Retype, exactly and with nothing added, the lines from the one showing "Give me the" through the final line of the material. Omit pictures.

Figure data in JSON
▼▼▼

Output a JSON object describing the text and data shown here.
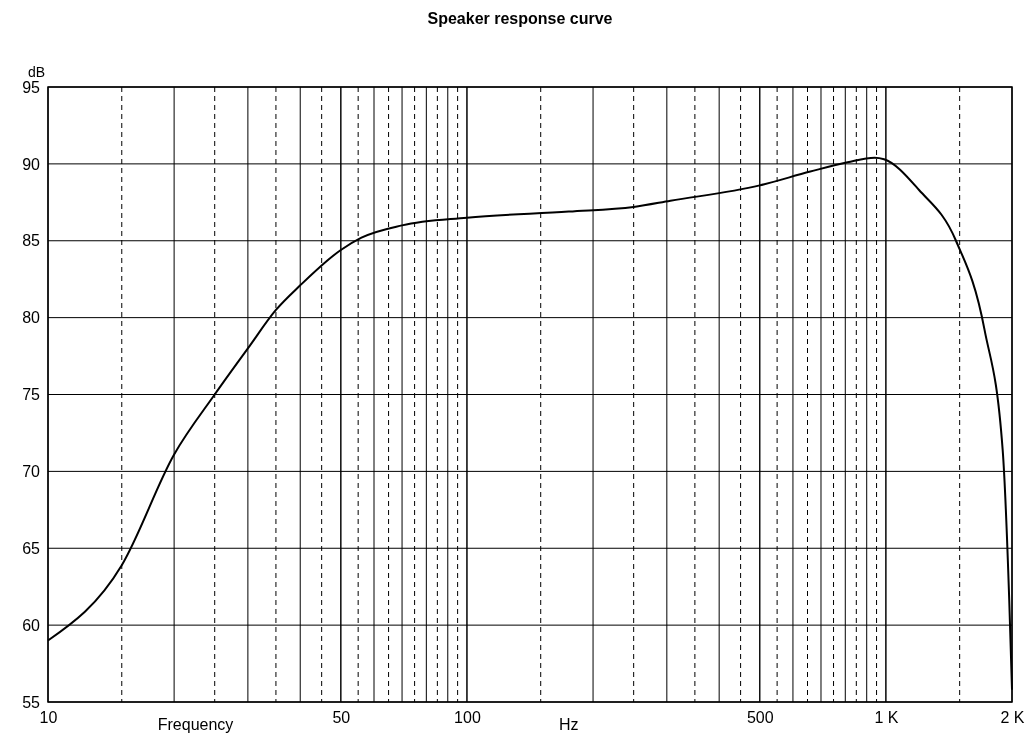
{
  "chart_data": {
    "type": "line",
    "title": "Speaker response curve",
    "xlabel": "Frequency",
    "ylabel": "dB",
    "annotations": [
      "Hz"
    ],
    "log": "x",
    "grid": true,
    "marker": "none",
    "line_style": "solid",
    "xlim": [
      10,
      2000
    ],
    "xticks": [
      10,
      50,
      100,
      500,
      {
        "value": 1000,
        "label": "1 K"
      },
      {
        "value": 2000,
        "label": "2 K"
      }
    ],
    "ylim": [
      55,
      95
    ],
    "yticks": [
      55,
      60,
      65,
      70,
      75,
      80,
      85,
      90,
      95
    ],
    "x": [
      10,
      15,
      20,
      25,
      30,
      35,
      40,
      50,
      56,
      70,
      100,
      175,
      250,
      306,
      500,
      660,
      810,
      940,
      990,
      1200,
      1470,
      1720,
      1900,
      1970,
      2000
    ],
    "series": [
      {
        "color": "#000000",
        "values": [
          59.0,
          63.9,
          71.1,
          75.0,
          78.0,
          80.5,
          82.1,
          84.4,
          85.2,
          86.0,
          86.5,
          86.9,
          87.2,
          87.6,
          88.6,
          89.5,
          90.1,
          90.4,
          90.3,
          88.3,
          85.0,
          79.2,
          71.4,
          61.6,
          55.8
        ]
      }
    ]
  }
}
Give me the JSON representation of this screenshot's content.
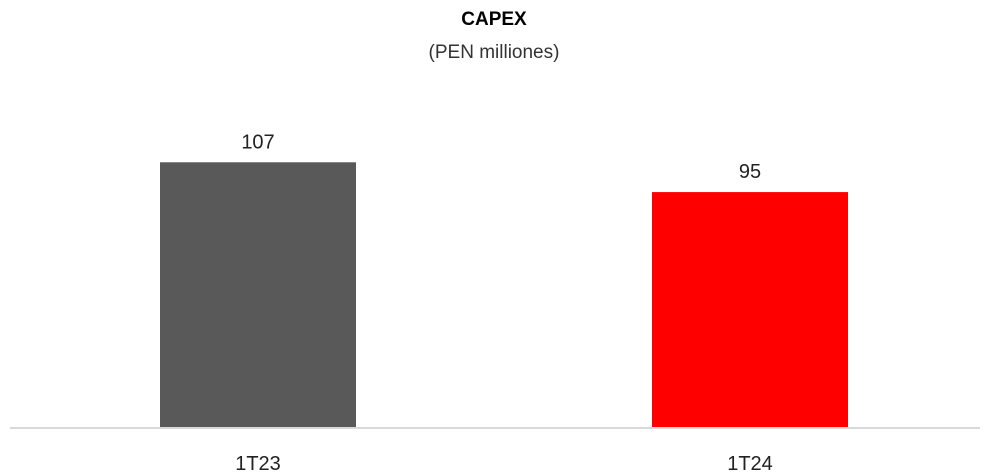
{
  "chart_data": {
    "type": "bar",
    "title": "CAPEX",
    "subtitle": "(PEN milliones)",
    "categories": [
      "1T23",
      "1T24"
    ],
    "values": [
      107,
      95
    ],
    "data_labels": [
      "107",
      "95"
    ],
    "colors": [
      "#595959",
      "#ff0000"
    ],
    "axis_color": "#d9d9d9",
    "ylim": [
      0,
      120
    ],
    "grid": false,
    "legend": "none"
  }
}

▲▲▲

-- Response to the task --
Give me the JSON representation of this screenshot's content.
{
  "chart_data": {
    "type": "bar",
    "title": "CAPEX",
    "subtitle": "(PEN milliones)",
    "categories": [
      "1T23",
      "1T24"
    ],
    "values": [
      107,
      95
    ],
    "data_labels": [
      "107",
      "95"
    ],
    "colors": [
      "#595959",
      "#ff0000"
    ],
    "axis_color": "#d9d9d9",
    "ylim": [
      0,
      120
    ],
    "grid": false,
    "legend": "none"
  }
}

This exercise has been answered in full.